▶ [What needs to be done]: Write the listing out again, all of it, word for word.

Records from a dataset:
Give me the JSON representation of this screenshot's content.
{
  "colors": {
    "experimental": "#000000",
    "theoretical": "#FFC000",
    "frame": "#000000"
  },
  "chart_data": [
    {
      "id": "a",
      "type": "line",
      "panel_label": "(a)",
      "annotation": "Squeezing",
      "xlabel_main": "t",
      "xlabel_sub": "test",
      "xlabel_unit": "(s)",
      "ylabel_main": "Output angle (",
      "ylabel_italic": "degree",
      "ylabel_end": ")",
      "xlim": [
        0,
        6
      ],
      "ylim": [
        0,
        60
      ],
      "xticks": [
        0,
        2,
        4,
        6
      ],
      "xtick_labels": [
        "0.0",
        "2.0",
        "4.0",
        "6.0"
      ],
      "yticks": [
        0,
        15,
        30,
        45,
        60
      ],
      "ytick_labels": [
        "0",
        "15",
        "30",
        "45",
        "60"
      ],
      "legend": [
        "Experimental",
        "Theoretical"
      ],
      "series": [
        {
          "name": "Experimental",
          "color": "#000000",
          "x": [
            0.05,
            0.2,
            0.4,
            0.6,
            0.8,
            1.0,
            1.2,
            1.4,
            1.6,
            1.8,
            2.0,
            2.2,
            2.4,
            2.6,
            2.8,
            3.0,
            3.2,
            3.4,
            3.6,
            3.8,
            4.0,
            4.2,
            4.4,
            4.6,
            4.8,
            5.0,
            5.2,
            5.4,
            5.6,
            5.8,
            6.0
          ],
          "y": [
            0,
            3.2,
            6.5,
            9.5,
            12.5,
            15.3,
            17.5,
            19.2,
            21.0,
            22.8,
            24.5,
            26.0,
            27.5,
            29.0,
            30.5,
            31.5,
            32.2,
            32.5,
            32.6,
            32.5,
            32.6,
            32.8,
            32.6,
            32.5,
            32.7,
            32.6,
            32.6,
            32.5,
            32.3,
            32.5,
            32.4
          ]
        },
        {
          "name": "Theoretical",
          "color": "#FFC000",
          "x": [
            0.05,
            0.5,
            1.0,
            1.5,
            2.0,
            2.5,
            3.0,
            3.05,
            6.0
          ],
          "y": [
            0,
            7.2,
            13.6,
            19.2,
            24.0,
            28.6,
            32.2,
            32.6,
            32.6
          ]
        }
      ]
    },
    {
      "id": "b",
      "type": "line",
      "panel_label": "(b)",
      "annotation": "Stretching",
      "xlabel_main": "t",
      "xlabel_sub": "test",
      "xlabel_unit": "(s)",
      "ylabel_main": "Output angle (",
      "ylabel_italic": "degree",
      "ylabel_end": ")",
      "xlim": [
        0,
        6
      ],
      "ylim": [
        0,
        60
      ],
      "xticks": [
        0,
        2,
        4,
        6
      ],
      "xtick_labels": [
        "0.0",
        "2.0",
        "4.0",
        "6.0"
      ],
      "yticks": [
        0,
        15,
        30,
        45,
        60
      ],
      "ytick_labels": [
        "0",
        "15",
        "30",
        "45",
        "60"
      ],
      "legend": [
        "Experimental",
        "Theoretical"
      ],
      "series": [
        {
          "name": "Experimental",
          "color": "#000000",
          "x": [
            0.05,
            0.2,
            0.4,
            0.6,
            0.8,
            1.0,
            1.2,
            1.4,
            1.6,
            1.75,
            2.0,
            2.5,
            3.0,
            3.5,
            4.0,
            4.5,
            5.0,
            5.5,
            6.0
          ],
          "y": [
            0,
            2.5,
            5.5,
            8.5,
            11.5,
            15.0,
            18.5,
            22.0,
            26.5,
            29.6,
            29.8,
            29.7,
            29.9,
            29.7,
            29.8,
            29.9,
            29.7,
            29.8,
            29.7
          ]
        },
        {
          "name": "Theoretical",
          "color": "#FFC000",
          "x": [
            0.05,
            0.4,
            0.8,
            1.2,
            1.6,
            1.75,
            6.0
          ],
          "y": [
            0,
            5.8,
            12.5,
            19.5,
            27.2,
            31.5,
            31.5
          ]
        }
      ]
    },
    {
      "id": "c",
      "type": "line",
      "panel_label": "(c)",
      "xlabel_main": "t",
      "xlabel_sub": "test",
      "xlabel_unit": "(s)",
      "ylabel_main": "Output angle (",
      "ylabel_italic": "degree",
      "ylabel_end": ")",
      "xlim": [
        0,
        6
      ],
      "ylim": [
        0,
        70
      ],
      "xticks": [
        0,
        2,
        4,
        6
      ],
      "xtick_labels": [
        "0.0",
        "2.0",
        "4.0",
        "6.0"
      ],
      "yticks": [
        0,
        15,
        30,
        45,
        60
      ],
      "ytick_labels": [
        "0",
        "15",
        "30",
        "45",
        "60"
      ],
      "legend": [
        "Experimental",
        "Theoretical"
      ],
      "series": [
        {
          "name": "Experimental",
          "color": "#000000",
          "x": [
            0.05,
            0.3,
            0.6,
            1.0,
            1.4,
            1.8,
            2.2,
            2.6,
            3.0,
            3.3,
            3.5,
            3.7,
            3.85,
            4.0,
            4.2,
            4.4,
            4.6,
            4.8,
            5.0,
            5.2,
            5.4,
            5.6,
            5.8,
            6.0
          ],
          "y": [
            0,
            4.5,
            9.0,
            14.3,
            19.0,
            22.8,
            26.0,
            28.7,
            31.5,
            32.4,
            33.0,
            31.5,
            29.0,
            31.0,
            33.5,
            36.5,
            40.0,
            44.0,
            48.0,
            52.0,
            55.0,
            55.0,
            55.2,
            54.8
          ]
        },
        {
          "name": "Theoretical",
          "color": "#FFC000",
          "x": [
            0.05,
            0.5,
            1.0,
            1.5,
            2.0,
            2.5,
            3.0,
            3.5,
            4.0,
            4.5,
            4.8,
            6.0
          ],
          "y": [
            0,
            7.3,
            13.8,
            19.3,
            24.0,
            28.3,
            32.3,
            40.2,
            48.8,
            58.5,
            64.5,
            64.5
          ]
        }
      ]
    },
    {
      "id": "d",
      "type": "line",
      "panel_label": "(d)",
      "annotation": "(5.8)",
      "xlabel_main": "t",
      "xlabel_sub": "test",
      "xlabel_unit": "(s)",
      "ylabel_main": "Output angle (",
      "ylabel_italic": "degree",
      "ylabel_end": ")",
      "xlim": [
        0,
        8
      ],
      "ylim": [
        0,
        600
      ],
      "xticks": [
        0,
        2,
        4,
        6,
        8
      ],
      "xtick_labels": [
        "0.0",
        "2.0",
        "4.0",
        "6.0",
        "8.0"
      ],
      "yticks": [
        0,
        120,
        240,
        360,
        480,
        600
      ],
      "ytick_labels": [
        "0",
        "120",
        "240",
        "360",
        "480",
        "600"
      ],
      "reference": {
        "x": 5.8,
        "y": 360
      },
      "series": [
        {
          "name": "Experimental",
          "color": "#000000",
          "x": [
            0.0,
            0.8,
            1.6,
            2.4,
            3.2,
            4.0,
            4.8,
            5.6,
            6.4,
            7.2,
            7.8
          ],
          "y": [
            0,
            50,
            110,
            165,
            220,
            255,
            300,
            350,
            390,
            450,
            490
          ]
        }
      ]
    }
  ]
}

▶ [Solution below]:
Give me the JSON representation of this screenshot's content.
{
  "colors": {
    "experimental": "#000000",
    "theoretical": "#FFC000",
    "frame": "#000000"
  },
  "chart_data": [
    {
      "id": "a",
      "type": "line",
      "panel_label": "(a)",
      "annotation": "Squeezing",
      "xlabel_main": "t",
      "xlabel_sub": "test",
      "xlabel_unit": "(s)",
      "ylabel_main": "Output angle (",
      "ylabel_italic": "degree",
      "ylabel_end": ")",
      "xlim": [
        0,
        6
      ],
      "ylim": [
        0,
        60
      ],
      "xticks": [
        0,
        2,
        4,
        6
      ],
      "xtick_labels": [
        "0.0",
        "2.0",
        "4.0",
        "6.0"
      ],
      "yticks": [
        0,
        15,
        30,
        45,
        60
      ],
      "ytick_labels": [
        "0",
        "15",
        "30",
        "45",
        "60"
      ],
      "legend": [
        "Experimental",
        "Theoretical"
      ],
      "series": [
        {
          "name": "Experimental",
          "color": "#000000",
          "x": [
            0.05,
            0.2,
            0.4,
            0.6,
            0.8,
            1.0,
            1.2,
            1.4,
            1.6,
            1.8,
            2.0,
            2.2,
            2.4,
            2.6,
            2.8,
            3.0,
            3.2,
            3.4,
            3.6,
            3.8,
            4.0,
            4.2,
            4.4,
            4.6,
            4.8,
            5.0,
            5.2,
            5.4,
            5.6,
            5.8,
            6.0
          ],
          "y": [
            0,
            3.2,
            6.5,
            9.5,
            12.5,
            15.3,
            17.5,
            19.2,
            21.0,
            22.8,
            24.5,
            26.0,
            27.5,
            29.0,
            30.5,
            31.5,
            32.2,
            32.5,
            32.6,
            32.5,
            32.6,
            32.8,
            32.6,
            32.5,
            32.7,
            32.6,
            32.6,
            32.5,
            32.3,
            32.5,
            32.4
          ]
        },
        {
          "name": "Theoretical",
          "color": "#FFC000",
          "x": [
            0.05,
            0.5,
            1.0,
            1.5,
            2.0,
            2.5,
            3.0,
            3.05,
            6.0
          ],
          "y": [
            0,
            7.2,
            13.6,
            19.2,
            24.0,
            28.6,
            32.2,
            32.6,
            32.6
          ]
        }
      ]
    },
    {
      "id": "b",
      "type": "line",
      "panel_label": "(b)",
      "annotation": "Stretching",
      "xlabel_main": "t",
      "xlabel_sub": "test",
      "xlabel_unit": "(s)",
      "ylabel_main": "Output angle (",
      "ylabel_italic": "degree",
      "ylabel_end": ")",
      "xlim": [
        0,
        6
      ],
      "ylim": [
        0,
        60
      ],
      "xticks": [
        0,
        2,
        4,
        6
      ],
      "xtick_labels": [
        "0.0",
        "2.0",
        "4.0",
        "6.0"
      ],
      "yticks": [
        0,
        15,
        30,
        45,
        60
      ],
      "ytick_labels": [
        "0",
        "15",
        "30",
        "45",
        "60"
      ],
      "legend": [
        "Experimental",
        "Theoretical"
      ],
      "series": [
        {
          "name": "Experimental",
          "color": "#000000",
          "x": [
            0.05,
            0.2,
            0.4,
            0.6,
            0.8,
            1.0,
            1.2,
            1.4,
            1.6,
            1.75,
            2.0,
            2.5,
            3.0,
            3.5,
            4.0,
            4.5,
            5.0,
            5.5,
            6.0
          ],
          "y": [
            0,
            2.5,
            5.5,
            8.5,
            11.5,
            15.0,
            18.5,
            22.0,
            26.5,
            29.6,
            29.8,
            29.7,
            29.9,
            29.7,
            29.8,
            29.9,
            29.7,
            29.8,
            29.7
          ]
        },
        {
          "name": "Theoretical",
          "color": "#FFC000",
          "x": [
            0.05,
            0.4,
            0.8,
            1.2,
            1.6,
            1.75,
            6.0
          ],
          "y": [
            0,
            5.8,
            12.5,
            19.5,
            27.2,
            31.5,
            31.5
          ]
        }
      ]
    },
    {
      "id": "c",
      "type": "line",
      "panel_label": "(c)",
      "xlabel_main": "t",
      "xlabel_sub": "test",
      "xlabel_unit": "(s)",
      "ylabel_main": "Output angle (",
      "ylabel_italic": "degree",
      "ylabel_end": ")",
      "xlim": [
        0,
        6
      ],
      "ylim": [
        0,
        70
      ],
      "xticks": [
        0,
        2,
        4,
        6
      ],
      "xtick_labels": [
        "0.0",
        "2.0",
        "4.0",
        "6.0"
      ],
      "yticks": [
        0,
        15,
        30,
        45,
        60
      ],
      "ytick_labels": [
        "0",
        "15",
        "30",
        "45",
        "60"
      ],
      "legend": [
        "Experimental",
        "Theoretical"
      ],
      "series": [
        {
          "name": "Experimental",
          "color": "#000000",
          "x": [
            0.05,
            0.3,
            0.6,
            1.0,
            1.4,
            1.8,
            2.2,
            2.6,
            3.0,
            3.3,
            3.5,
            3.7,
            3.85,
            4.0,
            4.2,
            4.4,
            4.6,
            4.8,
            5.0,
            5.2,
            5.4,
            5.6,
            5.8,
            6.0
          ],
          "y": [
            0,
            4.5,
            9.0,
            14.3,
            19.0,
            22.8,
            26.0,
            28.7,
            31.5,
            32.4,
            33.0,
            31.5,
            29.0,
            31.0,
            33.5,
            36.5,
            40.0,
            44.0,
            48.0,
            52.0,
            55.0,
            55.0,
            55.2,
            54.8
          ]
        },
        {
          "name": "Theoretical",
          "color": "#FFC000",
          "x": [
            0.05,
            0.5,
            1.0,
            1.5,
            2.0,
            2.5,
            3.0,
            3.5,
            4.0,
            4.5,
            4.8,
            6.0
          ],
          "y": [
            0,
            7.3,
            13.8,
            19.3,
            24.0,
            28.3,
            32.3,
            40.2,
            48.8,
            58.5,
            64.5,
            64.5
          ]
        }
      ]
    },
    {
      "id": "d",
      "type": "line",
      "panel_label": "(d)",
      "annotation": "(5.8)",
      "xlabel_main": "t",
      "xlabel_sub": "test",
      "xlabel_unit": "(s)",
      "ylabel_main": "Output angle (",
      "ylabel_italic": "degree",
      "ylabel_end": ")",
      "xlim": [
        0,
        8
      ],
      "ylim": [
        0,
        600
      ],
      "xticks": [
        0,
        2,
        4,
        6,
        8
      ],
      "xtick_labels": [
        "0.0",
        "2.0",
        "4.0",
        "6.0",
        "8.0"
      ],
      "yticks": [
        0,
        120,
        240,
        360,
        480,
        600
      ],
      "ytick_labels": [
        "0",
        "120",
        "240",
        "360",
        "480",
        "600"
      ],
      "reference": {
        "x": 5.8,
        "y": 360
      },
      "series": [
        {
          "name": "Experimental",
          "color": "#000000",
          "x": [
            0.0,
            0.8,
            1.6,
            2.4,
            3.2,
            4.0,
            4.8,
            5.6,
            6.4,
            7.2,
            7.8
          ],
          "y": [
            0,
            50,
            110,
            165,
            220,
            255,
            300,
            350,
            390,
            450,
            490
          ]
        }
      ]
    }
  ]
}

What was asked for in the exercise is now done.